数据集记录:
**********

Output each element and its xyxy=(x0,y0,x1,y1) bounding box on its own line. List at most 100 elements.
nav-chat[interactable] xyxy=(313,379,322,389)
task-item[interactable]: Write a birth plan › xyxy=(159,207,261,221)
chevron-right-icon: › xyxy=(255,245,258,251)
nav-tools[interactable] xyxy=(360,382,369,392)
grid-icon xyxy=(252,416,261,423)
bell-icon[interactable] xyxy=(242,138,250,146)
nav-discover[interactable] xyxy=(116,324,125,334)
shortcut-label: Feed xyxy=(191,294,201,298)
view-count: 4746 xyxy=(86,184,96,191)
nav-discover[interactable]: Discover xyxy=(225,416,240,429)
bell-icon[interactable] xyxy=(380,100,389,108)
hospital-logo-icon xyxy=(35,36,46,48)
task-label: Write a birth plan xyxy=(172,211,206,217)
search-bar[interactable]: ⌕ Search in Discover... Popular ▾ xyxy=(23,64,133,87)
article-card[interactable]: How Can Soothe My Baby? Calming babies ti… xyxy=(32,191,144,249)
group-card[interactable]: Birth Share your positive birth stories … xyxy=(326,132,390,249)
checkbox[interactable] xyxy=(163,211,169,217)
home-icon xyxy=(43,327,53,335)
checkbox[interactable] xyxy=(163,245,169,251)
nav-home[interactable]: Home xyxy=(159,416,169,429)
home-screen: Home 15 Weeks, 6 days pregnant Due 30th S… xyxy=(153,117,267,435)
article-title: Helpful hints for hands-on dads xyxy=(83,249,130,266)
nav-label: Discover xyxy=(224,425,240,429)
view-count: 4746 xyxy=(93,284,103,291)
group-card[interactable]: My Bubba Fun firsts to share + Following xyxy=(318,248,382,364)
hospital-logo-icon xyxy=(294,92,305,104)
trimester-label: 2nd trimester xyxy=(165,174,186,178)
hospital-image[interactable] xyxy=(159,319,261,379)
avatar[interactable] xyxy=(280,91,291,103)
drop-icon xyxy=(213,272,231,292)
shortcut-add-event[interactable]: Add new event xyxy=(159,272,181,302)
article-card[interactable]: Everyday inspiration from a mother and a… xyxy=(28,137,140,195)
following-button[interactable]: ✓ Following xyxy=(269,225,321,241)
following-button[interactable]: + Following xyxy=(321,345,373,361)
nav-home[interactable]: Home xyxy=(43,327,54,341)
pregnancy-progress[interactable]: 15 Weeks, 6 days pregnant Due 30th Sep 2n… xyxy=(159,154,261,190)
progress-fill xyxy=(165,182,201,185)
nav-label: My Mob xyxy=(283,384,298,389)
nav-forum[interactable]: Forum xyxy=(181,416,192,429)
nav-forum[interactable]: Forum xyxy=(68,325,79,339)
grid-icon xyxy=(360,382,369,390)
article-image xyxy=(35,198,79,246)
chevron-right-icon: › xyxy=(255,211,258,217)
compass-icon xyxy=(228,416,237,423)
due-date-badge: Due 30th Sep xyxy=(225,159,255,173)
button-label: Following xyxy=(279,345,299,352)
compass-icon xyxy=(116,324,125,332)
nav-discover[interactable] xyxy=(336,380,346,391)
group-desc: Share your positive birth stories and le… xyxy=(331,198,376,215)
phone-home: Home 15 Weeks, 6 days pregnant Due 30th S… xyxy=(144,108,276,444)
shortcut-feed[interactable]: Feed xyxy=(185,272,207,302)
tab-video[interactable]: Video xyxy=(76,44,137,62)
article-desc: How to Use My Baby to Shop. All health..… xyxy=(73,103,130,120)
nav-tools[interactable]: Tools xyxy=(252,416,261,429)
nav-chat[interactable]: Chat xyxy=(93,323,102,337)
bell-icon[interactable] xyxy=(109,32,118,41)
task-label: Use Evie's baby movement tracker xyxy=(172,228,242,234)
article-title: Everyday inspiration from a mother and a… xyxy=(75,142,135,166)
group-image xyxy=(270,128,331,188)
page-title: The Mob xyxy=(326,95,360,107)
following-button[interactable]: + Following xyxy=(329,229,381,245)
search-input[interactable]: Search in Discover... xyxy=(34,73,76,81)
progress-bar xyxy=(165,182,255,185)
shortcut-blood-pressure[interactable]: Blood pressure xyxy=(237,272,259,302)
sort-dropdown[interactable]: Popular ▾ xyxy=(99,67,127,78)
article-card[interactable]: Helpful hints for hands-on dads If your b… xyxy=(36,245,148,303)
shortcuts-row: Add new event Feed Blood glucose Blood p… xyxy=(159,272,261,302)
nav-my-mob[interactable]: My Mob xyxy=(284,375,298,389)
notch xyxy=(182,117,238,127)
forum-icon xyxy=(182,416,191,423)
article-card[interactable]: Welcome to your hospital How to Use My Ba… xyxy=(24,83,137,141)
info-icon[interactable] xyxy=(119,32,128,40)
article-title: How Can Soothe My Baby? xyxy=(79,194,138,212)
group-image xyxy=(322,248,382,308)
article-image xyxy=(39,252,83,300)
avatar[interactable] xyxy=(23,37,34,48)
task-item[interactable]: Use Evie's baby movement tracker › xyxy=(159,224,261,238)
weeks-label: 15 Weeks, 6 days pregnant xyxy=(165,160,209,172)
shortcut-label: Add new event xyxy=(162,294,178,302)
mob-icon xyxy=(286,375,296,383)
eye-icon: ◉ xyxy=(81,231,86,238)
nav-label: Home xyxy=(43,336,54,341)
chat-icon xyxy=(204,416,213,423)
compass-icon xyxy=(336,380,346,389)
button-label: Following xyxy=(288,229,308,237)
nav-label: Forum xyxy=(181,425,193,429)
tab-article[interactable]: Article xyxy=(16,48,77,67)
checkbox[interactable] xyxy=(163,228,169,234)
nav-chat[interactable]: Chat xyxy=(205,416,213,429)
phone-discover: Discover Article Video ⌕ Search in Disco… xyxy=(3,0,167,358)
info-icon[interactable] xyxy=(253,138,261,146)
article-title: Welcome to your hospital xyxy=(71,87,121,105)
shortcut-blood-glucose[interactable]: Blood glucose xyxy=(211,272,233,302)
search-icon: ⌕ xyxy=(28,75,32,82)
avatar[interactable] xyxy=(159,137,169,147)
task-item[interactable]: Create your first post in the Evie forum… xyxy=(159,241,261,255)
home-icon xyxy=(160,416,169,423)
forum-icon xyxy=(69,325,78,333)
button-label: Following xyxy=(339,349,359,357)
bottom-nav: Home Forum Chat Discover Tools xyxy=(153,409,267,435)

**********

练习题目 -
把上面的全部记录逐行原样抄写一遍。

本题解答 -
Output each element and its xyxy=(x0,y0,x1,y1) bounding box on its own line. List at most 100 elements.
nav-chat[interactable] xyxy=(313,379,322,389)
task-item[interactable]: Write a birth plan › xyxy=(159,207,261,221)
chevron-right-icon: › xyxy=(255,245,258,251)
nav-tools[interactable] xyxy=(360,382,369,392)
grid-icon xyxy=(252,416,261,423)
bell-icon[interactable] xyxy=(242,138,250,146)
nav-discover[interactable] xyxy=(116,324,125,334)
shortcut-label: Feed xyxy=(191,294,201,298)
view-count: 4746 xyxy=(86,184,96,191)
nav-discover[interactable]: Discover xyxy=(225,416,240,429)
bell-icon[interactable] xyxy=(380,100,389,108)
hospital-logo-icon xyxy=(35,36,46,48)
task-label: Write a birth plan xyxy=(172,211,206,217)
search-bar[interactable]: ⌕ Search in Discover... Popular ▾ xyxy=(23,64,133,87)
article-card[interactable]: How Can Soothe My Baby? Calming babies ti… xyxy=(32,191,144,249)
group-card[interactable]: Birth Share your positive birth stories … xyxy=(326,132,390,249)
checkbox[interactable] xyxy=(163,211,169,217)
home-icon xyxy=(43,327,53,335)
checkbox[interactable] xyxy=(163,245,169,251)
nav-home[interactable]: Home xyxy=(159,416,169,429)
home-screen: Home 15 Weeks, 6 days pregnant Due 30th S… xyxy=(153,117,267,435)
article-title: Helpful hints for hands-on dads xyxy=(83,249,130,266)
nav-label: Discover xyxy=(224,425,240,429)
view-count: 4746 xyxy=(93,284,103,291)
group-card[interactable]: My Bubba Fun firsts to share + Following xyxy=(318,248,382,364)
hospital-logo-icon xyxy=(294,92,305,104)
trimester-label: 2nd trimester xyxy=(165,174,186,178)
hospital-image[interactable] xyxy=(159,319,261,379)
avatar[interactable] xyxy=(280,91,291,103)
drop-icon xyxy=(213,272,231,292)
shortcut-add-event[interactable]: Add new event xyxy=(159,272,181,302)
article-card[interactable]: Everyday inspiration from a mother and a… xyxy=(28,137,140,195)
following-button[interactable]: ✓ Following xyxy=(269,225,321,241)
following-button[interactable]: + Following xyxy=(321,345,373,361)
nav-home[interactable]: Home xyxy=(43,327,54,341)
pregnancy-progress[interactable]: 15 Weeks, 6 days pregnant Due 30th Sep 2n… xyxy=(159,154,261,190)
progress-fill xyxy=(165,182,201,185)
nav-label: My Mob xyxy=(283,384,298,389)
nav-forum[interactable]: Forum xyxy=(181,416,192,429)
nav-forum[interactable]: Forum xyxy=(68,325,79,339)
grid-icon xyxy=(360,382,369,390)
article-image xyxy=(35,198,79,246)
chevron-right-icon: › xyxy=(255,211,258,217)
compass-icon xyxy=(228,416,237,423)
due-date-badge: Due 30th Sep xyxy=(225,159,255,173)
button-label: Following xyxy=(279,345,299,352)
compass-icon xyxy=(116,324,125,332)
nav-discover[interactable] xyxy=(336,380,346,391)
group-desc: Share your positive birth stories and le… xyxy=(331,198,376,215)
phone-home: Home 15 Weeks, 6 days pregnant Due 30th S… xyxy=(144,108,276,444)
shortcut-feed[interactable]: Feed xyxy=(185,272,207,302)
tab-video[interactable]: Video xyxy=(76,44,137,62)
article-desc: How to Use My Baby to Shop. All health..… xyxy=(73,103,130,120)
nav-tools[interactable]: Tools xyxy=(252,416,261,429)
nav-chat[interactable]: Chat xyxy=(93,323,102,337)
bell-icon[interactable] xyxy=(109,32,118,41)
task-label: Use Evie's baby movement tracker xyxy=(172,228,242,234)
article-title: Everyday inspiration from a mother and a… xyxy=(75,142,135,166)
group-image xyxy=(270,128,331,188)
page-title: The Mob xyxy=(326,95,360,107)
following-button[interactable]: + Following xyxy=(329,229,381,245)
search-input[interactable]: Search in Discover... xyxy=(34,73,76,81)
progress-bar xyxy=(165,182,255,185)
shortcut-blood-pressure[interactable]: Blood pressure xyxy=(237,272,259,302)
sort-dropdown[interactable]: Popular ▾ xyxy=(99,67,127,78)
article-card[interactable]: Helpful hints for hands-on dads If your b… xyxy=(36,245,148,303)
shortcuts-row: Add new event Feed Blood glucose Blood p… xyxy=(159,272,261,302)
nav-my-mob[interactable]: My Mob xyxy=(284,375,298,389)
notch xyxy=(182,117,238,127)
forum-icon xyxy=(182,416,191,423)
article-card[interactable]: Welcome to your hospital How to Use My Ba… xyxy=(24,83,137,141)
info-icon[interactable] xyxy=(119,32,128,40)
article-title: How Can Soothe My Baby? xyxy=(79,194,138,212)
group-image xyxy=(322,248,382,308)
article-image xyxy=(39,252,83,300)
avatar[interactable] xyxy=(23,37,34,48)
task-item[interactable]: Use Evie's baby movement tracker › xyxy=(159,224,261,238)
weeks-label: 15 Weeks, 6 days pregnant xyxy=(165,160,209,172)
shortcut-label: Add new event xyxy=(162,294,178,302)
mob-icon xyxy=(286,375,296,383)
eye-icon: ◉ xyxy=(81,231,86,238)
nav-label: Home xyxy=(43,336,54,341)
chat-icon xyxy=(204,416,213,423)
compass-icon xyxy=(336,380,346,389)
button-label: Following xyxy=(288,229,308,237)
nav-label: Forum xyxy=(181,425,193,429)
tab-article[interactable]: Article xyxy=(16,48,77,67)
checkbox[interactable] xyxy=(163,228,169,234)
nav-chat[interactable]: Chat xyxy=(205,416,213,429)
phone-discover: Discover Article Video ⌕ Search in Disco… xyxy=(3,0,167,358)
info-icon[interactable] xyxy=(253,138,261,146)
article-title: Welcome to your hospital xyxy=(71,87,121,105)
shortcut-blood-glucose[interactable]: Blood glucose xyxy=(211,272,233,302)
search-icon: ⌕ xyxy=(28,75,32,82)
avatar[interactable] xyxy=(159,137,169,147)
task-item[interactable]: Create your first post in the Evie forum… xyxy=(159,241,261,255)
home-icon xyxy=(160,416,169,423)
forum-icon xyxy=(69,325,78,333)
button-label: Following xyxy=(339,349,359,357)
bottom-nav: Home Forum Chat Discover Tools xyxy=(153,409,267,435)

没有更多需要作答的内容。